* [WHAT YOU HAVE TO DO]:
Extract each record and reproduce it exactly.

---*---

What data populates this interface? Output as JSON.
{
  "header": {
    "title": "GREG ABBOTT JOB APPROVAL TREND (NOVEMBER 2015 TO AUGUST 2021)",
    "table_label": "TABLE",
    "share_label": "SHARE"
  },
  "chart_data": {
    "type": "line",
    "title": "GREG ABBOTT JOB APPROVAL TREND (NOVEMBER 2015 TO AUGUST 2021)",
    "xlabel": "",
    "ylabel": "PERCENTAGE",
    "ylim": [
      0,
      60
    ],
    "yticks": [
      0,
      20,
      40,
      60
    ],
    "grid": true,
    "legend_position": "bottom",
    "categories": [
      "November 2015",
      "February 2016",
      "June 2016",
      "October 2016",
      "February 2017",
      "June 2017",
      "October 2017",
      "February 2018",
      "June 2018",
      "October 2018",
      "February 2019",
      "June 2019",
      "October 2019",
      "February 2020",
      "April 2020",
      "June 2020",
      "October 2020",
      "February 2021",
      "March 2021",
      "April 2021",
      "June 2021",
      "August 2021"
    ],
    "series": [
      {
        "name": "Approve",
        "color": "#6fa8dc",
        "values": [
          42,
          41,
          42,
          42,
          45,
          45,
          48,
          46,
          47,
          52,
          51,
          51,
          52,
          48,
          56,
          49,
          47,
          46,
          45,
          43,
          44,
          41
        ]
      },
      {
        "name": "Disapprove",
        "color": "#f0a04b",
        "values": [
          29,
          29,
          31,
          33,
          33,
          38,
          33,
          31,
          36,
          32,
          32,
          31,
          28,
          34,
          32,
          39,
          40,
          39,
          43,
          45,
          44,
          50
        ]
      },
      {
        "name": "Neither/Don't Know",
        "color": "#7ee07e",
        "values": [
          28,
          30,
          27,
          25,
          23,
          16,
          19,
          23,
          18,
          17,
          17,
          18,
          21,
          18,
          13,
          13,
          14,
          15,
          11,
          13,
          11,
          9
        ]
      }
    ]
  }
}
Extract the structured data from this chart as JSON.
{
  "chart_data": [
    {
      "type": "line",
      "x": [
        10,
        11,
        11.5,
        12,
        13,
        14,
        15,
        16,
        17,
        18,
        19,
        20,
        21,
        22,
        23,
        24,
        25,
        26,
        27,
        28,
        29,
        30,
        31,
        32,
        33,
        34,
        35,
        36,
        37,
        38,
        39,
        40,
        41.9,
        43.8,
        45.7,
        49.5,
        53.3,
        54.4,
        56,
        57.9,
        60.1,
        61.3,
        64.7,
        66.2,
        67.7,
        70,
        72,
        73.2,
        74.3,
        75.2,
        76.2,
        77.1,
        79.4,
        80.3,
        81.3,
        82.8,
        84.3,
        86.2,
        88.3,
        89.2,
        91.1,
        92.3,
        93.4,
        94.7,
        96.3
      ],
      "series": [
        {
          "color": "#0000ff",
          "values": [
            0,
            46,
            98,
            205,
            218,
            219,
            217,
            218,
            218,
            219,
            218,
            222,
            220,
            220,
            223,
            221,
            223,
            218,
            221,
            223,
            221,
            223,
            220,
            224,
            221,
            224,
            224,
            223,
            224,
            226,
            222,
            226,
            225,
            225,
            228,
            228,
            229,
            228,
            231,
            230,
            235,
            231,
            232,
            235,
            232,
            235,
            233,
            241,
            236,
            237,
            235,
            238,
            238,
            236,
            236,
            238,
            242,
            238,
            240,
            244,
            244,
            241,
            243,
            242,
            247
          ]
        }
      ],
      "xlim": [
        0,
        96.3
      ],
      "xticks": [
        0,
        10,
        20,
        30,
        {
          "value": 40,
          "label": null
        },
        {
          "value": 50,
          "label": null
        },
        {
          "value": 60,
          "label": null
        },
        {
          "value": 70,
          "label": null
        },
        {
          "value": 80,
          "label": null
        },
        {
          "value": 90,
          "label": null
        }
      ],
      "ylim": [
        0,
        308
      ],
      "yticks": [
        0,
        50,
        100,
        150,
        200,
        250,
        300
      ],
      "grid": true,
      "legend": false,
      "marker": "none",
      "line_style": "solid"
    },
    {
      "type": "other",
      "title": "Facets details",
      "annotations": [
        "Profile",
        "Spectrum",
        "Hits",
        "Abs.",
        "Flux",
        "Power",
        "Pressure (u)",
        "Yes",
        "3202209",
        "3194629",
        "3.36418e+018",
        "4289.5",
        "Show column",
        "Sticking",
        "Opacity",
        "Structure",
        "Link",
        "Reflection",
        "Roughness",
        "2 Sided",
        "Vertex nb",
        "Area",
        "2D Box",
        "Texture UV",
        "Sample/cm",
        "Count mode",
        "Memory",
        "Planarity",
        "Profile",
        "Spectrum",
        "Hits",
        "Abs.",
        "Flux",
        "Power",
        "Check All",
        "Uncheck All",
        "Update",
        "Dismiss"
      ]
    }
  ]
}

---*---

* [RESPONSE TO THE TASK]:
What data populates this interface? Output as JSON.
{
  "header": {
    "title": "GREG ABBOTT JOB APPROVAL TREND (NOVEMBER 2015 TO AUGUST 2021)",
    "table_label": "TABLE",
    "share_label": "SHARE"
  },
  "chart_data": {
    "type": "line",
    "title": "GREG ABBOTT JOB APPROVAL TREND (NOVEMBER 2015 TO AUGUST 2021)",
    "xlabel": "",
    "ylabel": "PERCENTAGE",
    "ylim": [
      0,
      60
    ],
    "yticks": [
      0,
      20,
      40,
      60
    ],
    "grid": true,
    "legend_position": "bottom",
    "categories": [
      "November 2015",
      "February 2016",
      "June 2016",
      "October 2016",
      "February 2017",
      "June 2017",
      "October 2017",
      "February 2018",
      "June 2018",
      "October 2018",
      "February 2019",
      "June 2019",
      "October 2019",
      "February 2020",
      "April 2020",
      "June 2020",
      "October 2020",
      "February 2021",
      "March 2021",
      "April 2021",
      "June 2021",
      "August 2021"
    ],
    "series": [
      {
        "name": "Approve",
        "color": "#6fa8dc",
        "values": [
          42,
          41,
          42,
          42,
          45,
          45,
          48,
          46,
          47,
          52,
          51,
          51,
          52,
          48,
          56,
          49,
          47,
          46,
          45,
          43,
          44,
          41
        ]
      },
      {
        "name": "Disapprove",
        "color": "#f0a04b",
        "values": [
          29,
          29,
          31,
          33,
          33,
          38,
          33,
          31,
          36,
          32,
          32,
          31,
          28,
          34,
          32,
          39,
          40,
          39,
          43,
          45,
          44,
          50
        ]
      },
      {
        "name": "Neither/Don't Know",
        "color": "#7ee07e",
        "values": [
          28,
          30,
          27,
          25,
          23,
          16,
          19,
          23,
          18,
          17,
          17,
          18,
          21,
          18,
          13,
          13,
          14,
          15,
          11,
          13,
          11,
          9
        ]
      }
    ]
  }
}
Extract the structured data from this chart as JSON.
{
  "chart_data": [
    {
      "type": "line",
      "x": [
        10,
        11,
        11.5,
        12,
        13,
        14,
        15,
        16,
        17,
        18,
        19,
        20,
        21,
        22,
        23,
        24,
        25,
        26,
        27,
        28,
        29,
        30,
        31,
        32,
        33,
        34,
        35,
        36,
        37,
        38,
        39,
        40,
        41.9,
        43.8,
        45.7,
        49.5,
        53.3,
        54.4,
        56,
        57.9,
        60.1,
        61.3,
        64.7,
        66.2,
        67.7,
        70,
        72,
        73.2,
        74.3,
        75.2,
        76.2,
        77.1,
        79.4,
        80.3,
        81.3,
        82.8,
        84.3,
        86.2,
        88.3,
        89.2,
        91.1,
        92.3,
        93.4,
        94.7,
        96.3
      ],
      "series": [
        {
          "color": "#0000ff",
          "values": [
            0,
            46,
            98,
            205,
            218,
            219,
            217,
            218,
            218,
            219,
            218,
            222,
            220,
            220,
            223,
            221,
            223,
            218,
            221,
            223,
            221,
            223,
            220,
            224,
            221,
            224,
            224,
            223,
            224,
            226,
            222,
            226,
            225,
            225,
            228,
            228,
            229,
            228,
            231,
            230,
            235,
            231,
            232,
            235,
            232,
            235,
            233,
            241,
            236,
            237,
            235,
            238,
            238,
            236,
            236,
            238,
            242,
            238,
            240,
            244,
            244,
            241,
            243,
            242,
            247
          ]
        }
      ],
      "xlim": [
        0,
        96.3
      ],
      "xticks": [
        0,
        10,
        20,
        30,
        {
          "value": 40,
          "label": null
        },
        {
          "value": 50,
          "label": null
        },
        {
          "value": 60,
          "label": null
        },
        {
          "value": 70,
          "label": null
        },
        {
          "value": 80,
          "label": null
        },
        {
          "value": 90,
          "label": null
        }
      ],
      "ylim": [
        0,
        308
      ],
      "yticks": [
        0,
        50,
        100,
        150,
        200,
        250,
        300
      ],
      "grid": true,
      "legend": false,
      "marker": "none",
      "line_style": "solid"
    },
    {
      "type": "other",
      "title": "Facets details",
      "annotations": [
        "Profile",
        "Spectrum",
        "Hits",
        "Abs.",
        "Flux",
        "Power",
        "Pressure (u)",
        "Yes",
        "3202209",
        "3194629",
        "3.36418e+018",
        "4289.5",
        "Show column",
        "Sticking",
        "Opacity",
        "Structure",
        "Link",
        "Reflection",
        "Roughness",
        "2 Sided",
        "Vertex nb",
        "Area",
        "2D Box",
        "Texture UV",
        "Sample/cm",
        "Count mode",
        "Memory",
        "Planarity",
        "Profile",
        "Spectrum",
        "Hits",
        "Abs.",
        "Flux",
        "Power",
        "Check All",
        "Uncheck All",
        "Update",
        "Dismiss"
      ]
    }
  ]
}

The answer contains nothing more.